Answer with the number of lines in the listing below that contain the word "foteliki", and nothing else.

Data entries:
···
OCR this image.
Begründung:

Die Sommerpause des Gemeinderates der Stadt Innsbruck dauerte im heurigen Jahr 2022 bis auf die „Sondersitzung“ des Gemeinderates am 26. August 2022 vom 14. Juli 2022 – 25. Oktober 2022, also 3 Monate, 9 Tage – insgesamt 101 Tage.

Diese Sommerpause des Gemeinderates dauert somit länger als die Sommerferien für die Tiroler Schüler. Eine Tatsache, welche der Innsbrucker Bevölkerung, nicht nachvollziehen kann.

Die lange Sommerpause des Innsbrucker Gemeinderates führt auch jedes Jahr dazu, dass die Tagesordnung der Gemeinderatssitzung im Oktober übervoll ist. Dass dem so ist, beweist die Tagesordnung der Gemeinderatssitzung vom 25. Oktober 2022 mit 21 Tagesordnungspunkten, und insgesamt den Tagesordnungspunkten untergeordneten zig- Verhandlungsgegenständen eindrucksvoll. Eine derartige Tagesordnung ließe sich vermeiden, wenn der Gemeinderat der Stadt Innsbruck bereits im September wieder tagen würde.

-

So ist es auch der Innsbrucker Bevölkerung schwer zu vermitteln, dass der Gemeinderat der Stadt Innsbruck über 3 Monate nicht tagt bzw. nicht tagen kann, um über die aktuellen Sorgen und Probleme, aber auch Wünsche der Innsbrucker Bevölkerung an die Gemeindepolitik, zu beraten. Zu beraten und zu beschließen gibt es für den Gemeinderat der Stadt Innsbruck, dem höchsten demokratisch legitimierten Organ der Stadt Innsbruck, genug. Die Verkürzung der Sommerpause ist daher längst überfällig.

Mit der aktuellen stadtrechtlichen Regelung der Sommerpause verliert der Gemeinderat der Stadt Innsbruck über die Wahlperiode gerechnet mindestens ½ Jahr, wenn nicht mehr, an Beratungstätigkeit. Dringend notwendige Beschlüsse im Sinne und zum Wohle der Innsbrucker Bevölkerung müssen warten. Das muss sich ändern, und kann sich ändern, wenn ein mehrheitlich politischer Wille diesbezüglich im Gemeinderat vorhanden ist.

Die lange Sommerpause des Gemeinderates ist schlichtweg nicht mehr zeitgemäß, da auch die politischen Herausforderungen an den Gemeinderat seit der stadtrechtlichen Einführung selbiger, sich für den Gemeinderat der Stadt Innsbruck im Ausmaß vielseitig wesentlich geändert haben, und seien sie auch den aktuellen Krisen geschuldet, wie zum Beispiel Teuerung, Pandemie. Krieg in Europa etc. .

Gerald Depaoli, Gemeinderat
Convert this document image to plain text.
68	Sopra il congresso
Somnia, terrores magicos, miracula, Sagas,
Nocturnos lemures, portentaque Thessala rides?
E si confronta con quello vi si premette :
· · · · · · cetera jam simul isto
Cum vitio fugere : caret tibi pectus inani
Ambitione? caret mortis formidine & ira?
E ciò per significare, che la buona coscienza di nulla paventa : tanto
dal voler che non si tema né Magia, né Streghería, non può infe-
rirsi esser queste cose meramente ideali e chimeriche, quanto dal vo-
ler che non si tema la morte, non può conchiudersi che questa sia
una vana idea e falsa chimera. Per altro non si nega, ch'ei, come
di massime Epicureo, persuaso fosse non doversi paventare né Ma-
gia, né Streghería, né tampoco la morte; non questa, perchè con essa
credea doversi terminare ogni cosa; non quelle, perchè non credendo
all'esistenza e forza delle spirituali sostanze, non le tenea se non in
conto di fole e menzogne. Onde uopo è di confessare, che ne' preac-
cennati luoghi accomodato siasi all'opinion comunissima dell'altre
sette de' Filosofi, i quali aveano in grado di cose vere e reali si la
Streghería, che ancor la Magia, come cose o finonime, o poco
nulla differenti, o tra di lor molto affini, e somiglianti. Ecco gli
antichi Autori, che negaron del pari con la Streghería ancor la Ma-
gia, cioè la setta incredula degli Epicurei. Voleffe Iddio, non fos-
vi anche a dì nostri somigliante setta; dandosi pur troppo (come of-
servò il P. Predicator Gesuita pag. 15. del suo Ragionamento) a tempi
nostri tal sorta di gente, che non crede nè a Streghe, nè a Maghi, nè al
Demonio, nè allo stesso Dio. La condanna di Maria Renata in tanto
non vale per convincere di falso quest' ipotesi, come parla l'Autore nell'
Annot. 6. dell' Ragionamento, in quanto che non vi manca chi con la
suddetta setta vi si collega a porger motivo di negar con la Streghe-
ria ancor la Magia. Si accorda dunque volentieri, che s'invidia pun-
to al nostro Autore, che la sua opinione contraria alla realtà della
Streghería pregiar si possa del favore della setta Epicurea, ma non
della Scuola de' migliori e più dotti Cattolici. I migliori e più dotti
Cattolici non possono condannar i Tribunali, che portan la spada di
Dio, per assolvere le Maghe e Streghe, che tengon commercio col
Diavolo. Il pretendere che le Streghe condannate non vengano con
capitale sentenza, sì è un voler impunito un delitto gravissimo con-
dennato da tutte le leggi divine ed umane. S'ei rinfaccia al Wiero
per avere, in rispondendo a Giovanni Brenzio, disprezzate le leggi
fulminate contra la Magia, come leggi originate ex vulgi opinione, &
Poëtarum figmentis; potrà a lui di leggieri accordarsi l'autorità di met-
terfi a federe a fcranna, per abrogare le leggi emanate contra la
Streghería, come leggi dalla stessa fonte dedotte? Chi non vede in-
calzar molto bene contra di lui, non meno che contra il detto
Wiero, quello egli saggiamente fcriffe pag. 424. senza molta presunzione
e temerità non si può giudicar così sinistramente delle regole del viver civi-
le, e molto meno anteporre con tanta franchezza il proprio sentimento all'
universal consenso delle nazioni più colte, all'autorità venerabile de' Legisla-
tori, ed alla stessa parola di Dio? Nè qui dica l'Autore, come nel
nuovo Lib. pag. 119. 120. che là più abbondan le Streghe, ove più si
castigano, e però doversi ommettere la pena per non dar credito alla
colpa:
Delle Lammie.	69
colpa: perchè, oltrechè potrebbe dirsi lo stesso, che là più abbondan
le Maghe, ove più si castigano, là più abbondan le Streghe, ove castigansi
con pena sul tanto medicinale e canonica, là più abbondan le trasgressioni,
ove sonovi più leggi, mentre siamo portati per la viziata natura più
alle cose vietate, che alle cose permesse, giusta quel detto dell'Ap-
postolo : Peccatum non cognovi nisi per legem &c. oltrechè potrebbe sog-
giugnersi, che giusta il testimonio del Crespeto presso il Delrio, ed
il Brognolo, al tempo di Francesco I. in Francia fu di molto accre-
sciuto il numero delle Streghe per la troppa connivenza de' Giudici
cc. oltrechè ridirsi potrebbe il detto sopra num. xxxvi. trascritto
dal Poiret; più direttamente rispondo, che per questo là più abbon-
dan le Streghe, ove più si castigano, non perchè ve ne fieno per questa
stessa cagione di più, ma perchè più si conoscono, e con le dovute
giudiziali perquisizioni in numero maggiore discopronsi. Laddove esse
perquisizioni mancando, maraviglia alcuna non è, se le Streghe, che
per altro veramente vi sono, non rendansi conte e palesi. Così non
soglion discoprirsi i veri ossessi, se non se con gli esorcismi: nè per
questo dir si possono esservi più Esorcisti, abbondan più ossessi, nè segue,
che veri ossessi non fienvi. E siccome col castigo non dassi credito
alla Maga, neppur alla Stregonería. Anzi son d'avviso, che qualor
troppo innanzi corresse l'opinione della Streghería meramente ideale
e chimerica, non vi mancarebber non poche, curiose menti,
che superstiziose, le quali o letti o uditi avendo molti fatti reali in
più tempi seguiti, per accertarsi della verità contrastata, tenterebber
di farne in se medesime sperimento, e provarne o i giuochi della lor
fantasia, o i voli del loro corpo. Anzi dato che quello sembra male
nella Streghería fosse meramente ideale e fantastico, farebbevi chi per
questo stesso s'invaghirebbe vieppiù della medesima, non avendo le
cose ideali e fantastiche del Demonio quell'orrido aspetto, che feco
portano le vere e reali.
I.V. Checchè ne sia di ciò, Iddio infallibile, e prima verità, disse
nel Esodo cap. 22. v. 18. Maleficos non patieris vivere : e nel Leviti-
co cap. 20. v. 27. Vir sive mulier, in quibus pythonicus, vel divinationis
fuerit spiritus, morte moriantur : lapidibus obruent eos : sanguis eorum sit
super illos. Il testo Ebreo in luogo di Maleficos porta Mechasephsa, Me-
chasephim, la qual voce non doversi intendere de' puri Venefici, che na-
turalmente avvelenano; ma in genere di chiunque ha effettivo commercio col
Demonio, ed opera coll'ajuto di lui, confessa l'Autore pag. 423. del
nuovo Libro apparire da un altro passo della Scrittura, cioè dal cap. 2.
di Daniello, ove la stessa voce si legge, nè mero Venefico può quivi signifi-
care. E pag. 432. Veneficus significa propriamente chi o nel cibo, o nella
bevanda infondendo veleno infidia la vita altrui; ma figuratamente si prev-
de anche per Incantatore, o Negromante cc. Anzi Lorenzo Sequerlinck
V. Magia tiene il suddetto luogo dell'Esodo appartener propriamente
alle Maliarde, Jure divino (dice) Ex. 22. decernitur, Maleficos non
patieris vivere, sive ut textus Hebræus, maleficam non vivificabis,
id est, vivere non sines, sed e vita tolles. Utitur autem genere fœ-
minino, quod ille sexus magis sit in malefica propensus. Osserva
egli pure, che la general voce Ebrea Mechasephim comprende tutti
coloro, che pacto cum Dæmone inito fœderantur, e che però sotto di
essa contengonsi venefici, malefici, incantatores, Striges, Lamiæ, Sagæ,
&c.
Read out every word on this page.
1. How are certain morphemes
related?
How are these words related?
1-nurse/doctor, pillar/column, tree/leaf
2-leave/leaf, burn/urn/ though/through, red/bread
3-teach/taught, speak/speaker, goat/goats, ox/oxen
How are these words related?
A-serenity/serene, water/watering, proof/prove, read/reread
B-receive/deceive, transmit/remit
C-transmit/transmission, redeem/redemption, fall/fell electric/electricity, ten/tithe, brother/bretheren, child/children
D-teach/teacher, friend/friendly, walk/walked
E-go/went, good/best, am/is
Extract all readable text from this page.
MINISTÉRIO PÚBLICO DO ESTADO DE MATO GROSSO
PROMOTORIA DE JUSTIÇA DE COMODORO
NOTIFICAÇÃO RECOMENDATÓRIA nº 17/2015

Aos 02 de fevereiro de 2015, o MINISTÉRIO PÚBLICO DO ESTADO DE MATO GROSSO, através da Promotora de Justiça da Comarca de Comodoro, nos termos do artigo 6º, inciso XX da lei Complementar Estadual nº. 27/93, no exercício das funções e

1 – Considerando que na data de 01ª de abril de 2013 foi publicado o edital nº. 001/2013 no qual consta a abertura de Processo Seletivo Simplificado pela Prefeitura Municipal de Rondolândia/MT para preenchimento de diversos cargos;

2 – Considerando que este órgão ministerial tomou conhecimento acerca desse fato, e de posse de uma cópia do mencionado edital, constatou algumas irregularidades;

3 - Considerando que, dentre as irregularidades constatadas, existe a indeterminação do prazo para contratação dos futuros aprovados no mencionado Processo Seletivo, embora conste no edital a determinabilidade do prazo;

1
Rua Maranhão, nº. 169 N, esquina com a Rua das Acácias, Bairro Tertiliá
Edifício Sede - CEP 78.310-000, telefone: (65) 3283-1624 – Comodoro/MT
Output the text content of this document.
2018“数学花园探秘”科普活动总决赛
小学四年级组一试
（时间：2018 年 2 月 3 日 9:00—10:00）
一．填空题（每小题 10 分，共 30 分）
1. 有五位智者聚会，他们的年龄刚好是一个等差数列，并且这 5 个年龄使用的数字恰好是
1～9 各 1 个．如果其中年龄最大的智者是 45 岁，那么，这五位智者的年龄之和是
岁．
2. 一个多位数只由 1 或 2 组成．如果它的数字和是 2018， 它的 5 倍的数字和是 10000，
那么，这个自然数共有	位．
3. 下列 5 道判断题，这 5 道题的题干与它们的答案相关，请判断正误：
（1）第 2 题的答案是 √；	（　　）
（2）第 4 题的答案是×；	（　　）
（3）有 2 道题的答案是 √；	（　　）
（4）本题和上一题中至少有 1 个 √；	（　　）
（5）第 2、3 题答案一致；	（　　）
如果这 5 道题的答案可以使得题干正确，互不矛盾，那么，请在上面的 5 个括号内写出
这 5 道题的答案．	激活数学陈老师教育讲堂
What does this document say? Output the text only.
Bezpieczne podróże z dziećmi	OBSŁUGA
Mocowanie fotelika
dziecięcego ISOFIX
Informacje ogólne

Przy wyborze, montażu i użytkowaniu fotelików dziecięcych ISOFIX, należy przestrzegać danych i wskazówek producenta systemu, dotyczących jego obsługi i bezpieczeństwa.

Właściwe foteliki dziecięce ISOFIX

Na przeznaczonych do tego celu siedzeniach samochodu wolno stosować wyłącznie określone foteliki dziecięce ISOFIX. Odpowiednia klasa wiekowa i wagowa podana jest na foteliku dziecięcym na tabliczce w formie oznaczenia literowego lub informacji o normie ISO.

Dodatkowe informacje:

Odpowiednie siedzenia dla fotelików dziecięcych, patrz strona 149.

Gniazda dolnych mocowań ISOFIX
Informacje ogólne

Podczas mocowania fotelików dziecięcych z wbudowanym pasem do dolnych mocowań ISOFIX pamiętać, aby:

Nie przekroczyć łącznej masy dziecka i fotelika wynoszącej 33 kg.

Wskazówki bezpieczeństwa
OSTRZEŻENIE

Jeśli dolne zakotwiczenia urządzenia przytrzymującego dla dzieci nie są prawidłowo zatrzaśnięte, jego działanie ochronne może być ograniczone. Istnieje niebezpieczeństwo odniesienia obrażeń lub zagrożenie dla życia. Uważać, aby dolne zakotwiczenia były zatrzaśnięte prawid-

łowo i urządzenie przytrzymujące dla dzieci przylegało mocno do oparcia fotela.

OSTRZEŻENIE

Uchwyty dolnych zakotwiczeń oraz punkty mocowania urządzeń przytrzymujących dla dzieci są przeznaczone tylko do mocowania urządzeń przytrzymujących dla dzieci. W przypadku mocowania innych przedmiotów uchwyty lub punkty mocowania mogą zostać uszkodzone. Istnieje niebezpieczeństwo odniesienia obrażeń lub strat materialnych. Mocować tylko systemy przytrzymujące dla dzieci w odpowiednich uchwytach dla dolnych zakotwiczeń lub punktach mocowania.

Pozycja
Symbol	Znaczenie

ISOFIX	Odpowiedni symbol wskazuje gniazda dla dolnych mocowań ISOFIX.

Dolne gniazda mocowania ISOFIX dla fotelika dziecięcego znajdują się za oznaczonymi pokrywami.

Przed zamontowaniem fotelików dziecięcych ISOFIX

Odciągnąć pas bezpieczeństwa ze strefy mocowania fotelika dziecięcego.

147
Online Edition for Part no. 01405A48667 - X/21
···
Solved problem: 2